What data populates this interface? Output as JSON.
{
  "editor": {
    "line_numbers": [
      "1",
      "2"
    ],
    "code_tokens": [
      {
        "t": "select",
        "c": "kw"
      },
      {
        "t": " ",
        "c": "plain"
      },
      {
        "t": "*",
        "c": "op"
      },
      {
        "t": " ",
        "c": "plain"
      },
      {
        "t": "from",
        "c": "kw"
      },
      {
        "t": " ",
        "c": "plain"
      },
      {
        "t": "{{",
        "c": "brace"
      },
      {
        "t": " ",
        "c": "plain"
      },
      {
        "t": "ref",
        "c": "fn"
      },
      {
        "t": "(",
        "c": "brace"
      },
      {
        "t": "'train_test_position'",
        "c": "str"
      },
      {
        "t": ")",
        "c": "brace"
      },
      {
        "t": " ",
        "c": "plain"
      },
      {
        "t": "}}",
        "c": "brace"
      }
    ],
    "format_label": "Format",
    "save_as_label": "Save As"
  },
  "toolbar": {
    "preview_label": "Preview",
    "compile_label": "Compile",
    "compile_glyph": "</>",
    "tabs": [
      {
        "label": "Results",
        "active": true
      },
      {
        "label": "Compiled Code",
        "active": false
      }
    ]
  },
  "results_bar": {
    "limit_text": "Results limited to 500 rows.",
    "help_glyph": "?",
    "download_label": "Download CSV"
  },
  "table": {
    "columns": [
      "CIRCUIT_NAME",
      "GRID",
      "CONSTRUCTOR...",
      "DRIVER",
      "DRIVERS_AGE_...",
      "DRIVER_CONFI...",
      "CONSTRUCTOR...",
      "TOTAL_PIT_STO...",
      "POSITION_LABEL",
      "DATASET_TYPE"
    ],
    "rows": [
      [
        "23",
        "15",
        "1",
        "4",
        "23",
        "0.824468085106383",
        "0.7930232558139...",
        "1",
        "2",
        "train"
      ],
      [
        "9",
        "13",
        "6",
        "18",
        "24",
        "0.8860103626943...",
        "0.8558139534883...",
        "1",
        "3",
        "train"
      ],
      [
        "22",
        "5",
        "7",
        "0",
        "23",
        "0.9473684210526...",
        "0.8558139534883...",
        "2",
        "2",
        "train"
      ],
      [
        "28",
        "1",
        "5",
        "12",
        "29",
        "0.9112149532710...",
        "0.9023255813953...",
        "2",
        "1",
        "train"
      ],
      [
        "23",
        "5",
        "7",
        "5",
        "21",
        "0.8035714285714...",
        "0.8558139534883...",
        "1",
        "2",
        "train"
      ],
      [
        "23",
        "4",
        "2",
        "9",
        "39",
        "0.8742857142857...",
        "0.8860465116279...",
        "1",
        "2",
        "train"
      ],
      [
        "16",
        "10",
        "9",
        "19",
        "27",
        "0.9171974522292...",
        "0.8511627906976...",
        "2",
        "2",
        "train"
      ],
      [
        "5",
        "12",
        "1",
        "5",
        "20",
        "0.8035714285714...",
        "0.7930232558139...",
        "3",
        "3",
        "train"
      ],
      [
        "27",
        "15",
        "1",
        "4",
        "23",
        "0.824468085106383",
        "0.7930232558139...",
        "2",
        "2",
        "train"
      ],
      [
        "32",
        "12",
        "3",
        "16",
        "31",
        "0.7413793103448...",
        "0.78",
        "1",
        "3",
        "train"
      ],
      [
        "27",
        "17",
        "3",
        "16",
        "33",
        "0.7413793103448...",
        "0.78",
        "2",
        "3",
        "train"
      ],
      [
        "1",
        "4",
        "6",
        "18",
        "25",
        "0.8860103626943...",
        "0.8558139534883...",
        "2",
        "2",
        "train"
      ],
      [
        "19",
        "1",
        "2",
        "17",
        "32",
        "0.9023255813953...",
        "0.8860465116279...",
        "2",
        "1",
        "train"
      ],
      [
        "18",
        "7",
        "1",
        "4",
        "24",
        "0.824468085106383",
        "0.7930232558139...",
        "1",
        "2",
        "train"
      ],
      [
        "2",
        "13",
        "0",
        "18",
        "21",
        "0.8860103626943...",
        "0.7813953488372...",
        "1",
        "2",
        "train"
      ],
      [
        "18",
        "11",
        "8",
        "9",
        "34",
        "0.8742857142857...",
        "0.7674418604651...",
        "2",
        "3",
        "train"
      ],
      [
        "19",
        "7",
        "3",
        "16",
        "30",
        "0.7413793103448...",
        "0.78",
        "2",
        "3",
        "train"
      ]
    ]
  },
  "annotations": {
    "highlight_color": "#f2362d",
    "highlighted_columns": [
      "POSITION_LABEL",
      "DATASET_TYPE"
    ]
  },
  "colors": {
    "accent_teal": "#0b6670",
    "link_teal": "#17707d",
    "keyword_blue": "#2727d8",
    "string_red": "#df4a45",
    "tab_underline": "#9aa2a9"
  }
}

++++++++

All entries shown above should be printed again exactly.

What data populates this interface? Output as JSON.
{
  "editor": {
    "line_numbers": [
      "1",
      "2"
    ],
    "code_tokens": [
      {
        "t": "select",
        "c": "kw"
      },
      {
        "t": " ",
        "c": "plain"
      },
      {
        "t": "*",
        "c": "op"
      },
      {
        "t": " ",
        "c": "plain"
      },
      {
        "t": "from",
        "c": "kw"
      },
      {
        "t": " ",
        "c": "plain"
      },
      {
        "t": "{{",
        "c": "brace"
      },
      {
        "t": " ",
        "c": "plain"
      },
      {
        "t": "ref",
        "c": "fn"
      },
      {
        "t": "(",
        "c": "brace"
      },
      {
        "t": "'train_test_position'",
        "c": "str"
      },
      {
        "t": ")",
        "c": "brace"
      },
      {
        "t": " ",
        "c": "plain"
      },
      {
        "t": "}}",
        "c": "brace"
      }
    ],
    "format_label": "Format",
    "save_as_label": "Save As"
  },
  "toolbar": {
    "preview_label": "Preview",
    "compile_label": "Compile",
    "compile_glyph": "</>",
    "tabs": [
      {
        "label": "Results",
        "active": true
      },
      {
        "label": "Compiled Code",
        "active": false
      }
    ]
  },
  "results_bar": {
    "limit_text": "Results limited to 500 rows.",
    "help_glyph": "?",
    "download_label": "Download CSV"
  },
  "table": {
    "columns": [
      "CIRCUIT_NAME",
      "GRID",
      "CONSTRUCTOR...",
      "DRIVER",
      "DRIVERS_AGE_...",
      "DRIVER_CONFI...",
      "CONSTRUCTOR...",
      "TOTAL_PIT_STO...",
      "POSITION_LABEL",
      "DATASET_TYPE"
    ],
    "rows": [
      [
        "23",
        "15",
        "1",
        "4",
        "23",
        "0.824468085106383",
        "0.7930232558139...",
        "1",
        "2",
        "train"
      ],
      [
        "9",
        "13",
        "6",
        "18",
        "24",
        "0.8860103626943...",
        "0.8558139534883...",
        "1",
        "3",
        "train"
      ],
      [
        "22",
        "5",
        "7",
        "0",
        "23",
        "0.9473684210526...",
        "0.8558139534883...",
        "2",
        "2",
        "train"
      ],
      [
        "28",
        "1",
        "5",
        "12",
        "29",
        "0.9112149532710...",
        "0.9023255813953...",
        "2",
        "1",
        "train"
      ],
      [
        "23",
        "5",
        "7",
        "5",
        "21",
        "0.8035714285714...",
        "0.8558139534883...",
        "1",
        "2",
        "train"
      ],
      [
        "23",
        "4",
        "2",
        "9",
        "39",
        "0.8742857142857...",
        "0.8860465116279...",
        "1",
        "2",
        "train"
      ],
      [
        "16",
        "10",
        "9",
        "19",
        "27",
        "0.9171974522292...",
        "0.8511627906976...",
        "2",
        "2",
        "train"
      ],
      [
        "5",
        "12",
        "1",
        "5",
        "20",
        "0.8035714285714...",
        "0.7930232558139...",
        "3",
        "3",
        "train"
      ],
      [
        "27",
        "15",
        "1",
        "4",
        "23",
        "0.824468085106383",
        "0.7930232558139...",
        "2",
        "2",
        "train"
      ],
      [
        "32",
        "12",
        "3",
        "16",
        "31",
        "0.7413793103448...",
        "0.78",
        "1",
        "3",
        "train"
      ],
      [
        "27",
        "17",
        "3",
        "16",
        "33",
        "0.7413793103448...",
        "0.78",
        "2",
        "3",
        "train"
      ],
      [
        "1",
        "4",
        "6",
        "18",
        "25",
        "0.8860103626943...",
        "0.8558139534883...",
        "2",
        "2",
        "train"
      ],
      [
        "19",
        "1",
        "2",
        "17",
        "32",
        "0.9023255813953...",
        "0.8860465116279...",
        "2",
        "1",
        "train"
      ],
      [
        "18",
        "7",
        "1",
        "4",
        "24",
        "0.824468085106383",
        "0.7930232558139...",
        "1",
        "2",
        "train"
      ],
      [
        "2",
        "13",
        "0",
        "18",
        "21",
        "0.8860103626943...",
        "0.7813953488372...",
        "1",
        "2",
        "train"
      ],
      [
        "18",
        "11",
        "8",
        "9",
        "34",
        "0.8742857142857...",
        "0.7674418604651...",
        "2",
        "3",
        "train"
      ],
      [
        "19",
        "7",
        "3",
        "16",
        "30",
        "0.7413793103448...",
        "0.78",
        "2",
        "3",
        "train"
      ]
    ]
  },
  "annotations": {
    "highlight_color": "#f2362d",
    "highlighted_columns": [
      "POSITION_LABEL",
      "DATASET_TYPE"
    ]
  },
  "colors": {
    "accent_teal": "#0b6670",
    "link_teal": "#17707d",
    "keyword_blue": "#2727d8",
    "string_red": "#df4a45",
    "tab_underline": "#9aa2a9"
  }
}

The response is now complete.